-- What to work on --
Print the entries below word for word; the pictures stay out of your copy.
** Begin **
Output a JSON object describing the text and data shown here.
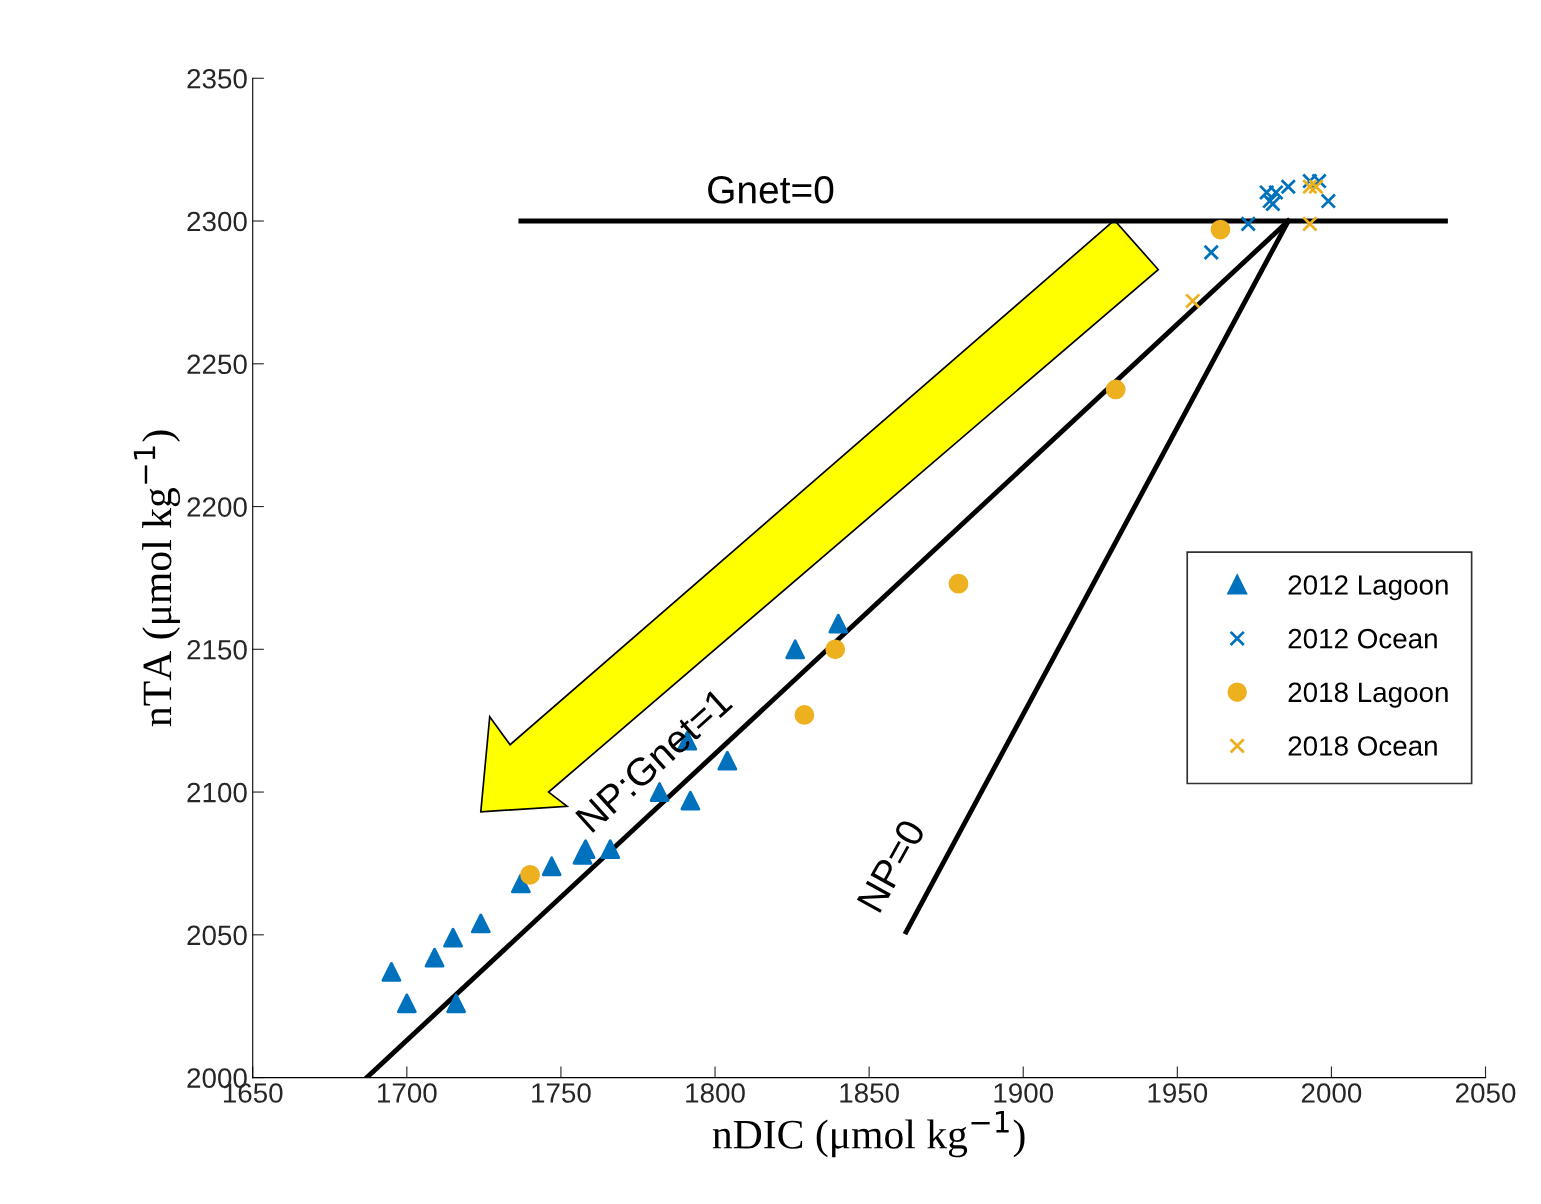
{
  "chart_data": {
    "type": "scatter",
    "xlabel": "nDIC (μmol kg$^{−1}$)",
    "ylabel": "nTA (μmol kg$^{−1}$)",
    "xlim": [
      1650,
      2050
    ],
    "ylim": [
      2000,
      2350
    ],
    "xticks": [
      1650,
      1700,
      1750,
      1800,
      1850,
      1900,
      1950,
      2000,
      2050
    ],
    "yticks": [
      2000,
      2050,
      2100,
      2150,
      2200,
      2250,
      2300,
      2350
    ],
    "grid": false,
    "legend": "right",
    "series": [
      {
        "name": "2012 Lagoon",
        "color": "#0072bd",
        "marker": "triangle",
        "x": [
          1695,
          1700,
          1709,
          1715,
          1724,
          1716,
          1737,
          1747,
          1757,
          1758,
          1766,
          1782,
          1792,
          1791,
          1804,
          1826,
          1840
        ],
        "values": [
          2037,
          2026,
          2042,
          2049,
          2054,
          2026,
          2068,
          2074,
          2078,
          2080,
          2080,
          2100,
          2097,
          2118,
          2111,
          2150,
          2159
        ]
      },
      {
        "name": "2012 Ocean",
        "color": "#0072bd",
        "marker": "cross",
        "x": [
          1961,
          1973,
          1980,
          1982,
          1986,
          1979,
          1993,
          1996,
          1999,
          1981
        ],
        "values": [
          2289,
          2299,
          2307,
          2310,
          2312,
          2310,
          2314,
          2314,
          2307,
          2306
        ]
      },
      {
        "name": "2018 Lagoon",
        "color": "#edb120",
        "marker": "circle",
        "x": [
          1740,
          1829,
          1839,
          1879,
          1930,
          1964
        ],
        "values": [
          2071,
          2127,
          2150,
          2173,
          2241,
          2297
        ]
      },
      {
        "name": "2018 Ocean",
        "color": "#edb120",
        "marker": "cross",
        "x": [
          1955,
          1993,
          1993,
          1995
        ],
        "values": [
          2272,
          2299,
          2312,
          2312
        ]
      },
      {
        "type": "line",
        "color": "#000000",
        "line_style": "solid",
        "x": [
          1737,
          2037
        ],
        "values": [
          2300,
          2300
        ]
      },
      {
        "type": "line",
        "color": "#000000",
        "line_style": "solid",
        "x": [
          1687,
          1986
        ],
        "values": [
          2000,
          2300
        ]
      },
      {
        "type": "line",
        "color": "#000000",
        "line_style": "solid",
        "x": [
          1986,
          1862
        ],
        "values": [
          2300,
          2051
        ]
      }
    ],
    "annotations": [
      "Gnet=0",
      "NP:Gnet=1",
      "NP=0"
    ]
  }
}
** End **
-- Task answer --
Output a JSON object describing the text and data shown here.
{
  "chart_data": {
    "type": "scatter",
    "xlabel": "nDIC (μmol kg$^{−1}$)",
    "ylabel": "nTA (μmol kg$^{−1}$)",
    "xlim": [
      1650,
      2050
    ],
    "ylim": [
      2000,
      2350
    ],
    "xticks": [
      1650,
      1700,
      1750,
      1800,
      1850,
      1900,
      1950,
      2000,
      2050
    ],
    "yticks": [
      2000,
      2050,
      2100,
      2150,
      2200,
      2250,
      2300,
      2350
    ],
    "grid": false,
    "legend": "right",
    "series": [
      {
        "name": "2012 Lagoon",
        "color": "#0072bd",
        "marker": "triangle",
        "x": [
          1695,
          1700,
          1709,
          1715,
          1724,
          1716,
          1737,
          1747,
          1757,
          1758,
          1766,
          1782,
          1792,
          1791,
          1804,
          1826,
          1840
        ],
        "values": [
          2037,
          2026,
          2042,
          2049,
          2054,
          2026,
          2068,
          2074,
          2078,
          2080,
          2080,
          2100,
          2097,
          2118,
          2111,
          2150,
          2159
        ]
      },
      {
        "name": "2012 Ocean",
        "color": "#0072bd",
        "marker": "cross",
        "x": [
          1961,
          1973,
          1980,
          1982,
          1986,
          1979,
          1993,
          1996,
          1999,
          1981
        ],
        "values": [
          2289,
          2299,
          2307,
          2310,
          2312,
          2310,
          2314,
          2314,
          2307,
          2306
        ]
      },
      {
        "name": "2018 Lagoon",
        "color": "#edb120",
        "marker": "circle",
        "x": [
          1740,
          1829,
          1839,
          1879,
          1930,
          1964
        ],
        "values": [
          2071,
          2127,
          2150,
          2173,
          2241,
          2297
        ]
      },
      {
        "name": "2018 Ocean",
        "color": "#edb120",
        "marker": "cross",
        "x": [
          1955,
          1993,
          1993,
          1995
        ],
        "values": [
          2272,
          2299,
          2312,
          2312
        ]
      },
      {
        "type": "line",
        "color": "#000000",
        "line_style": "solid",
        "x": [
          1737,
          2037
        ],
        "values": [
          2300,
          2300
        ]
      },
      {
        "type": "line",
        "color": "#000000",
        "line_style": "solid",
        "x": [
          1687,
          1986
        ],
        "values": [
          2000,
          2300
        ]
      },
      {
        "type": "line",
        "color": "#000000",
        "line_style": "solid",
        "x": [
          1986,
          1862
        ],
        "values": [
          2300,
          2051
        ]
      }
    ],
    "annotations": [
      "Gnet=0",
      "NP:Gnet=1",
      "NP=0"
    ]
  }
}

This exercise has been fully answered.